* _REQUIRED WORK_: Gather each line in the entries that includes the string "billing".

* _DATASET EXCERPTS_:
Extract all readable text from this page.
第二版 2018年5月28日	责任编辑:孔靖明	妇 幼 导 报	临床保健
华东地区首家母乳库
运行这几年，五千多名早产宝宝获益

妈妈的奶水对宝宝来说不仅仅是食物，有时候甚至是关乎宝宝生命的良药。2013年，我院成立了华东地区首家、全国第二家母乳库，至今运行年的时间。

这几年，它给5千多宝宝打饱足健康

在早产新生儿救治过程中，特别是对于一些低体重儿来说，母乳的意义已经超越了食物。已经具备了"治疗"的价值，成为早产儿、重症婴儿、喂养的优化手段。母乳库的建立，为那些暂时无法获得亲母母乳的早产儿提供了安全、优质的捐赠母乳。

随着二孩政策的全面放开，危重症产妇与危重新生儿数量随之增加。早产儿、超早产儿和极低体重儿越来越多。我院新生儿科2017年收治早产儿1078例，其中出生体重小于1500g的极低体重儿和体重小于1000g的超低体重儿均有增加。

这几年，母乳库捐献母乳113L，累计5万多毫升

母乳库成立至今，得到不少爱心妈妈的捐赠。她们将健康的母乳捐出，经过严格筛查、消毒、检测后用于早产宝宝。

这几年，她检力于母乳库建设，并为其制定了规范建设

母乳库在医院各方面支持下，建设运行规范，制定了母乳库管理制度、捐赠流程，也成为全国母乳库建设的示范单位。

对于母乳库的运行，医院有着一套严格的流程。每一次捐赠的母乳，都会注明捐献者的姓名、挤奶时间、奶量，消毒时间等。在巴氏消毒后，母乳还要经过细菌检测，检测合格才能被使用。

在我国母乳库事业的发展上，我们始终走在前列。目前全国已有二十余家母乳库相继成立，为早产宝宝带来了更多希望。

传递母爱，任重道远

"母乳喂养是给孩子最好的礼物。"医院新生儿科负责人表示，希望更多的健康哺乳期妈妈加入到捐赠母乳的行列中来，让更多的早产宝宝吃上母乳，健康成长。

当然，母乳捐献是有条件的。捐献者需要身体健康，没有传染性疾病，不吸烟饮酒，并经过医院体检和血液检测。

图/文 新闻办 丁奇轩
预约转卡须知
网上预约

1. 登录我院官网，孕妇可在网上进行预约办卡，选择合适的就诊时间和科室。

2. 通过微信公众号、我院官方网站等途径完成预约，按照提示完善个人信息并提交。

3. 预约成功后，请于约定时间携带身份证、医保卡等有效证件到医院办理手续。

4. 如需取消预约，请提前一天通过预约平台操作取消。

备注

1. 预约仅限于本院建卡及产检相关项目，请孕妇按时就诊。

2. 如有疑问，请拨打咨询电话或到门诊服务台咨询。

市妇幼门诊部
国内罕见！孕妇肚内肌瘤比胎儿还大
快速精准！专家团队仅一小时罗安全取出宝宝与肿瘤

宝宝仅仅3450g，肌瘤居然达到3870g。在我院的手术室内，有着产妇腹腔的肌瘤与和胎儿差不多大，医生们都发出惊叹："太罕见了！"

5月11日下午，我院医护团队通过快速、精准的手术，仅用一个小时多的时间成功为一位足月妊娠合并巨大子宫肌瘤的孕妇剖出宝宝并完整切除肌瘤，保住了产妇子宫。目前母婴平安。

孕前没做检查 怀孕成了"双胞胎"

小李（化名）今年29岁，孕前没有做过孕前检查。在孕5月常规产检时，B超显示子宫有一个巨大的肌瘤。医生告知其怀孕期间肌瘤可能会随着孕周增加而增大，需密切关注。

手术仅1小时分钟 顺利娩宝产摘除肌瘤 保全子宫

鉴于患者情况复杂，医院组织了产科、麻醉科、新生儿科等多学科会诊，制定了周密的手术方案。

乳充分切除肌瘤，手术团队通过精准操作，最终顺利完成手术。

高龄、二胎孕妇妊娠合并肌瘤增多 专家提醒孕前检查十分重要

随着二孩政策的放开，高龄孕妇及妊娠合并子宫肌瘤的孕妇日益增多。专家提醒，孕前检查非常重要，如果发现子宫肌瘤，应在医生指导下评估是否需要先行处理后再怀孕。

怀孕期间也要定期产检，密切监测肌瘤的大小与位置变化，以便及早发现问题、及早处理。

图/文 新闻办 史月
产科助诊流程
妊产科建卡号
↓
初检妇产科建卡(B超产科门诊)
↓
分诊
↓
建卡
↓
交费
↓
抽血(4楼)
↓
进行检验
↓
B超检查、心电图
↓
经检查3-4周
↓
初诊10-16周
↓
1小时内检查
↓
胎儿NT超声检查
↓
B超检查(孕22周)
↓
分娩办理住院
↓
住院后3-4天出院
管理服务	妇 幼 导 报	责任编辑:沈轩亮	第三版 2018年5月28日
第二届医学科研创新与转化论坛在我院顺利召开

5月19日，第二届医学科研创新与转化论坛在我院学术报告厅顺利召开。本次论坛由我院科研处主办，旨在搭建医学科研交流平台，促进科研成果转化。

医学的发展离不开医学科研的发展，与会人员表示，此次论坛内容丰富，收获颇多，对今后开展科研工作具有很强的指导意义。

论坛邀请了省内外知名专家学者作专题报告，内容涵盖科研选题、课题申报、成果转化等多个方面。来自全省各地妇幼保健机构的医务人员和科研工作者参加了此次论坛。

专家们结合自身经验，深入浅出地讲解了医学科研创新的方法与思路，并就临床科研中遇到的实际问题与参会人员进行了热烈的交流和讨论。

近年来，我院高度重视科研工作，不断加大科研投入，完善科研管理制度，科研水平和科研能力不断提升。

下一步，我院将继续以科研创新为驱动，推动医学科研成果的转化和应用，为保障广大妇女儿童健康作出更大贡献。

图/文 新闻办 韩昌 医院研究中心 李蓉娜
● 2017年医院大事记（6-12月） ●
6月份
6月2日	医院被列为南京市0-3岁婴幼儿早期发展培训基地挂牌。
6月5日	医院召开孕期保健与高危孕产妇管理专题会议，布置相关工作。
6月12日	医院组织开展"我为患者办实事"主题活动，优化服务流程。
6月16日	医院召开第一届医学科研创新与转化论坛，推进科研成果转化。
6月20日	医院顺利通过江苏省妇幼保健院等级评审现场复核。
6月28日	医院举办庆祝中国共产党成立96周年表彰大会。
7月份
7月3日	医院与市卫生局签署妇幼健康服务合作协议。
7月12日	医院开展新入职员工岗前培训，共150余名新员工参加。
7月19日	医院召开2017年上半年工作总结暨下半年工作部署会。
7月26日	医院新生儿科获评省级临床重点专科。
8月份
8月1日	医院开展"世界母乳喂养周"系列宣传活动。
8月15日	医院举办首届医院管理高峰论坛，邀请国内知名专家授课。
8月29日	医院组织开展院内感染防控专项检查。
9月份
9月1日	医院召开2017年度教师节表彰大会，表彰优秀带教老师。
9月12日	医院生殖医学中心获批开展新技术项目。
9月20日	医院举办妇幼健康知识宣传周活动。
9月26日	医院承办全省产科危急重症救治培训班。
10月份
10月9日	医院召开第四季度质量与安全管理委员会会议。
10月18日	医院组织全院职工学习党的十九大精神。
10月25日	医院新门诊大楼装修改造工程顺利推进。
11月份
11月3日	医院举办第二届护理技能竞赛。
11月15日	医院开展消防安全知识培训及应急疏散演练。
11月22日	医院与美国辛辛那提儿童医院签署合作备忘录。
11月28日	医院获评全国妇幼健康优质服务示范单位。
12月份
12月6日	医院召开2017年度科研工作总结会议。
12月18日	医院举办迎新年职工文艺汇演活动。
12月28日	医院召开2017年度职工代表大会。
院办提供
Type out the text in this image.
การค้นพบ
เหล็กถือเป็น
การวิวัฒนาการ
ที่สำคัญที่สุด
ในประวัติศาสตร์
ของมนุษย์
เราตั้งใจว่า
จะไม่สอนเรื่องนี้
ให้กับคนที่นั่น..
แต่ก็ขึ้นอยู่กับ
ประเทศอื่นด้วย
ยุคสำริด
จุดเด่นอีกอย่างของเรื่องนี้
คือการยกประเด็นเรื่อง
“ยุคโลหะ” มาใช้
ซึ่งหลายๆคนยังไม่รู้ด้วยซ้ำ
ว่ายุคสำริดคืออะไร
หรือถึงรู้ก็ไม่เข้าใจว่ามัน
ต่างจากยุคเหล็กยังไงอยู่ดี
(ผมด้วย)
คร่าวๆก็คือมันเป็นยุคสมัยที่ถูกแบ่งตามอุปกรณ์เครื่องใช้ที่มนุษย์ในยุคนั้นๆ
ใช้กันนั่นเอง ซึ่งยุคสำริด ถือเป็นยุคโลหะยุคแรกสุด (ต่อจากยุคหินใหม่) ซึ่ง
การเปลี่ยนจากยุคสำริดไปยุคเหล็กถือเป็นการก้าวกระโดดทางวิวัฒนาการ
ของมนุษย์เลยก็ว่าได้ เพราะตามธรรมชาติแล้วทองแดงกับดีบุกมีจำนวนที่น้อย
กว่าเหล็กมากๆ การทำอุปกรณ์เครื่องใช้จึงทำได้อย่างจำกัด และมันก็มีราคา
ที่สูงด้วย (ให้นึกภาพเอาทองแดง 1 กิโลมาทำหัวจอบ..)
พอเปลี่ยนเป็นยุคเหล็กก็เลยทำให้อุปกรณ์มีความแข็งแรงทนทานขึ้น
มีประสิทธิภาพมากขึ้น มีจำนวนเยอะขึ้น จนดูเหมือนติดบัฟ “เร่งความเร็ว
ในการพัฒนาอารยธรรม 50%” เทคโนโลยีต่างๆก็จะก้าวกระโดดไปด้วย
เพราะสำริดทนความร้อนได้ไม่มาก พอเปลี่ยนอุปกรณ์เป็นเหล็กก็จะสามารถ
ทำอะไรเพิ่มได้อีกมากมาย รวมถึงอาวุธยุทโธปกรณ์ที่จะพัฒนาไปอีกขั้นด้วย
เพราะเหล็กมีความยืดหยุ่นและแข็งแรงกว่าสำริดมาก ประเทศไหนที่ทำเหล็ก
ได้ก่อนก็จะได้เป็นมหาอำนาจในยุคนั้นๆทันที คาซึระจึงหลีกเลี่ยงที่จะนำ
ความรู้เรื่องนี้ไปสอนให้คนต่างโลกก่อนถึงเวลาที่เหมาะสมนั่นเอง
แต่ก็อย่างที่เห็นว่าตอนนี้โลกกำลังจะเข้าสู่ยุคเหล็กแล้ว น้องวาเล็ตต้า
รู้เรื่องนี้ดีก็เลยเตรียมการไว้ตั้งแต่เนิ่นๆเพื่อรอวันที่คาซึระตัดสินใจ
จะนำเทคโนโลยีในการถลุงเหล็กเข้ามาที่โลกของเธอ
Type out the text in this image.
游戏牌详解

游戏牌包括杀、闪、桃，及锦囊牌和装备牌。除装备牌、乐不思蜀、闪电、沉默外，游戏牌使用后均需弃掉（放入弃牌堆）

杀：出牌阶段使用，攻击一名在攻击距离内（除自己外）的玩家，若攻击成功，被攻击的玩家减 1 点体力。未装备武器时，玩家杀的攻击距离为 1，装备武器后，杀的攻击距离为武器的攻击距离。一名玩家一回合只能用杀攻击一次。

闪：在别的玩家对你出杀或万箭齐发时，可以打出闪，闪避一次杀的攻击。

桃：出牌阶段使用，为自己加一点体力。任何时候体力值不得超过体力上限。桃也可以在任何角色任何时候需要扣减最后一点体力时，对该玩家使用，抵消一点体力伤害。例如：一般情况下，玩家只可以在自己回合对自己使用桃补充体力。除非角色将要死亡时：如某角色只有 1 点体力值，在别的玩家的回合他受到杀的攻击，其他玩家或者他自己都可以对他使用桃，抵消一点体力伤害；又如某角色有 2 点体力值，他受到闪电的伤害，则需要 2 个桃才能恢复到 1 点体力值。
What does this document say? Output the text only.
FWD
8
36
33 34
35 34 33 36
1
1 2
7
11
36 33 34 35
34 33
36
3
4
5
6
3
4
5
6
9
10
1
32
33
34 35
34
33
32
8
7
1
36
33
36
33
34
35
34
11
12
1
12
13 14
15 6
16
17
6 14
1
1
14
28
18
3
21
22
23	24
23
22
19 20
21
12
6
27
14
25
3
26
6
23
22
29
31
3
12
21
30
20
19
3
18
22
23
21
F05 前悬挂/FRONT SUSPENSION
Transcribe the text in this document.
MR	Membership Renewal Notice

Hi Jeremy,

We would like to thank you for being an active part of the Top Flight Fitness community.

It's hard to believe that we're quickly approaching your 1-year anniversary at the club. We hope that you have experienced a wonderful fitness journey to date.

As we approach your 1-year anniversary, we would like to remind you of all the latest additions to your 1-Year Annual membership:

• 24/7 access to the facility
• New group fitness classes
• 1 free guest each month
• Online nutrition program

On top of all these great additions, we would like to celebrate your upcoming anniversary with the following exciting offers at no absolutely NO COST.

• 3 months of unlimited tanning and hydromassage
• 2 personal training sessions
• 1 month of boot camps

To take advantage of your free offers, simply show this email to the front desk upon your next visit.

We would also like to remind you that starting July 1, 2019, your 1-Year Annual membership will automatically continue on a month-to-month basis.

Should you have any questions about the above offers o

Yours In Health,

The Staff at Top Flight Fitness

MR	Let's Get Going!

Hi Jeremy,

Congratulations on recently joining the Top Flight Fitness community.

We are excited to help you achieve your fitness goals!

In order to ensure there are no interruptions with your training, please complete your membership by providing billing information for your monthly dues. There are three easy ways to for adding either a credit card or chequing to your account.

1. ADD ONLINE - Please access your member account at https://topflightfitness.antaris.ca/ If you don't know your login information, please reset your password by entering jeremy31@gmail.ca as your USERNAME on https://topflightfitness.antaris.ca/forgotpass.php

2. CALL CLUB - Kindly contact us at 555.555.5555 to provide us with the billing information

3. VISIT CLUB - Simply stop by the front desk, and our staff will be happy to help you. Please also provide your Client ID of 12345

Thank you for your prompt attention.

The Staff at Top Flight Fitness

* _ANSWER TO THE PROBLEM_:
In order to ensure there are no interruptions with your training, please complete your membership by providing billing information for your monthly dues. There are three easy ways to for adding either a credit card or chequing to your account.
2. CALL CLUB - Kindly contact us at 555.555.5555 to provide us with the billing information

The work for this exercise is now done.